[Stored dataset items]
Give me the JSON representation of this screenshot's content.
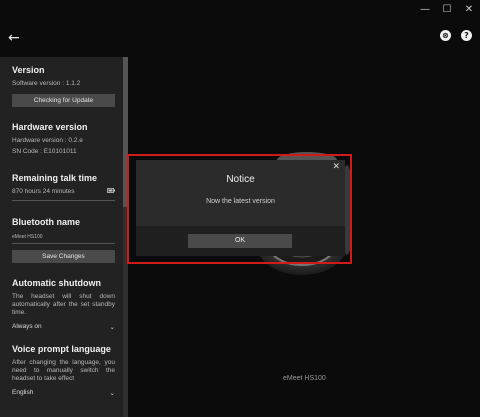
{
  "window": {
    "minimize": "—",
    "maximize": "☐",
    "close": "✕"
  },
  "header": {
    "back_glyph": "←",
    "xbox_glyph": "⊗",
    "help_glyph": "?"
  },
  "sidebar": {
    "version": {
      "title": "Version",
      "software": "Software version : 1.1.2",
      "button": "Checking for Update"
    },
    "hardware": {
      "title": "Hardware version",
      "hardware": "Hardware version : 0.2.e",
      "sn": "SN Code : E10101011"
    },
    "talk": {
      "title": "Remaining talk time",
      "value": "870 hours 24 minutes"
    },
    "bluetooth": {
      "title": "Bluetooth name",
      "value": "eMeet HS100",
      "button": "Save Changes"
    },
    "shutdown": {
      "title": "Automatic shutdown",
      "desc": "The headset will shut down automatically after the set standby time.",
      "selected": "Always on"
    },
    "language": {
      "title": "Voice prompt language",
      "desc": "After changing the language, you need to manually switch the headset to take effect",
      "selected": "English"
    }
  },
  "device_label": "eMeet HS100",
  "dialog": {
    "title": "Notice",
    "message": "Now the latest version",
    "ok": "OK",
    "close": "✕"
  }
}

> _TASK BRIEF_:
Looking at the material above, count the lines containing the string "time" and reply with the count alone.

> _FINAL RESULT_:
2